AIM OF THE TASK:
Give the data again, word for word.

◆ ◆ ◆ ◆ ◆ ◆ ◆

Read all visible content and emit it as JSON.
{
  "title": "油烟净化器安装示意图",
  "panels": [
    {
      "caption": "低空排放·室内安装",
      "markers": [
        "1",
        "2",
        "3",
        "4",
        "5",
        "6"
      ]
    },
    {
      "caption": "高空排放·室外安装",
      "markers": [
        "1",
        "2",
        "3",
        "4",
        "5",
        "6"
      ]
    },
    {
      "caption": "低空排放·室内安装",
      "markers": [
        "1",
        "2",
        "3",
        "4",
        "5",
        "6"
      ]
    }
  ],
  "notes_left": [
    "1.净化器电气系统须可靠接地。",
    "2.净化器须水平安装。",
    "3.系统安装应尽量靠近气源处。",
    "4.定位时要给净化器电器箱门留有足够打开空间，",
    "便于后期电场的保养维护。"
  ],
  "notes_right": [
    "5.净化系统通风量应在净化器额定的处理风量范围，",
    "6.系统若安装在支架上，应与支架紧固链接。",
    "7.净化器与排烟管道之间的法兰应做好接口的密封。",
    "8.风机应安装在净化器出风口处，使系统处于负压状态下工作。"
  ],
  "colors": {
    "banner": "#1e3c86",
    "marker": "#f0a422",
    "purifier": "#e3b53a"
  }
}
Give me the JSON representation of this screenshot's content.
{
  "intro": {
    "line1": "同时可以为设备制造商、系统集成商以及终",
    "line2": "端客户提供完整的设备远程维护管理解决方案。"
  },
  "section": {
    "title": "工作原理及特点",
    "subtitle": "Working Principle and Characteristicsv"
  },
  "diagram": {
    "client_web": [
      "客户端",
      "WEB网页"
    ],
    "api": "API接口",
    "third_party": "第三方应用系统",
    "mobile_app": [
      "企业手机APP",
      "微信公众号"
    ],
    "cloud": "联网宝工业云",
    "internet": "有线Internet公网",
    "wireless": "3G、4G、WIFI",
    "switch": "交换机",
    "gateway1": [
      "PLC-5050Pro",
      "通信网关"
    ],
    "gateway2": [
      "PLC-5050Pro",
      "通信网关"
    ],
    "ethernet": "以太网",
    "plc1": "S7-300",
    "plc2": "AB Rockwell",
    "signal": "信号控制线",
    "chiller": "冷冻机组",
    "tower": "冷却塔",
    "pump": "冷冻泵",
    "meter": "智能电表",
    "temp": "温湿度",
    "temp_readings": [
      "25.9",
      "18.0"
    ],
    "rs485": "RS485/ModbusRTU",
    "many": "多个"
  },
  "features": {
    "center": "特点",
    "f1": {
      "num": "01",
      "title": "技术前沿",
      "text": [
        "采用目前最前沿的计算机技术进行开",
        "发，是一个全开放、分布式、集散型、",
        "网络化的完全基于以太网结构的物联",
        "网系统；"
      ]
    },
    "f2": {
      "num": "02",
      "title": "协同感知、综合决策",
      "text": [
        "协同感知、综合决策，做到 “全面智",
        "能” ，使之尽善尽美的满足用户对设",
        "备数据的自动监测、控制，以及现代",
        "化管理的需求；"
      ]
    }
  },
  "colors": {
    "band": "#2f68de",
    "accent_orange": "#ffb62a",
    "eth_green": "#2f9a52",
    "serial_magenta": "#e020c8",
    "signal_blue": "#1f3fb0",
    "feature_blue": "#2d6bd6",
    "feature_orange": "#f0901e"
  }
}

◆ ◆ ◆ ◆ ◆ ◆ ◆

SOLUTION BELOW:
Read all visible content and emit it as JSON.
{
  "title": "油烟净化器安装示意图",
  "panels": [
    {
      "caption": "低空排放·室内安装",
      "markers": [
        "1",
        "2",
        "3",
        "4",
        "5",
        "6"
      ]
    },
    {
      "caption": "高空排放·室外安装",
      "markers": [
        "1",
        "2",
        "3",
        "4",
        "5",
        "6"
      ]
    },
    {
      "caption": "低空排放·室内安装",
      "markers": [
        "1",
        "2",
        "3",
        "4",
        "5",
        "6"
      ]
    }
  ],
  "notes_left": [
    "1.净化器电气系统须可靠接地。",
    "2.净化器须水平安装。",
    "3.系统安装应尽量靠近气源处。",
    "4.定位时要给净化器电器箱门留有足够打开空间，",
    "便于后期电场的保养维护。"
  ],
  "notes_right": [
    "5.净化系统通风量应在净化器额定的处理风量范围，",
    "6.系统若安装在支架上，应与支架紧固链接。",
    "7.净化器与排烟管道之间的法兰应做好接口的密封。",
    "8.风机应安装在净化器出风口处，使系统处于负压状态下工作。"
  ],
  "colors": {
    "banner": "#1e3c86",
    "marker": "#f0a422",
    "purifier": "#e3b53a"
  }
}
Give me the JSON representation of this screenshot's content.
{
  "intro": {
    "line1": "同时可以为设备制造商、系统集成商以及终",
    "line2": "端客户提供完整的设备远程维护管理解决方案。"
  },
  "section": {
    "title": "工作原理及特点",
    "subtitle": "Working Principle and Characteristicsv"
  },
  "diagram": {
    "client_web": [
      "客户端",
      "WEB网页"
    ],
    "api": "API接口",
    "third_party": "第三方应用系统",
    "mobile_app": [
      "企业手机APP",
      "微信公众号"
    ],
    "cloud": "联网宝工业云",
    "internet": "有线Internet公网",
    "wireless": "3G、4G、WIFI",
    "switch": "交换机",
    "gateway1": [
      "PLC-5050Pro",
      "通信网关"
    ],
    "gateway2": [
      "PLC-5050Pro",
      "通信网关"
    ],
    "ethernet": "以太网",
    "plc1": "S7-300",
    "plc2": "AB Rockwell",
    "signal": "信号控制线",
    "chiller": "冷冻机组",
    "tower": "冷却塔",
    "pump": "冷冻泵",
    "meter": "智能电表",
    "temp": "温湿度",
    "temp_readings": [
      "25.9",
      "18.0"
    ],
    "rs485": "RS485/ModbusRTU",
    "many": "多个"
  },
  "features": {
    "center": "特点",
    "f1": {
      "num": "01",
      "title": "技术前沿",
      "text": [
        "采用目前最前沿的计算机技术进行开",
        "发，是一个全开放、分布式、集散型、",
        "网络化的完全基于以太网结构的物联",
        "网系统；"
      ]
    },
    "f2": {
      "num": "02",
      "title": "协同感知、综合决策",
      "text": [
        "协同感知、综合决策，做到 “全面智",
        "能” ，使之尽善尽美的满足用户对设",
        "备数据的自动监测、控制，以及现代",
        "化管理的需求；"
      ]
    }
  },
  "colors": {
    "band": "#2f68de",
    "accent_orange": "#ffb62a",
    "eth_green": "#2f9a52",
    "serial_magenta": "#e020c8",
    "signal_blue": "#1f3fb0",
    "feature_blue": "#2d6bd6",
    "feature_orange": "#f0901e"
  }
}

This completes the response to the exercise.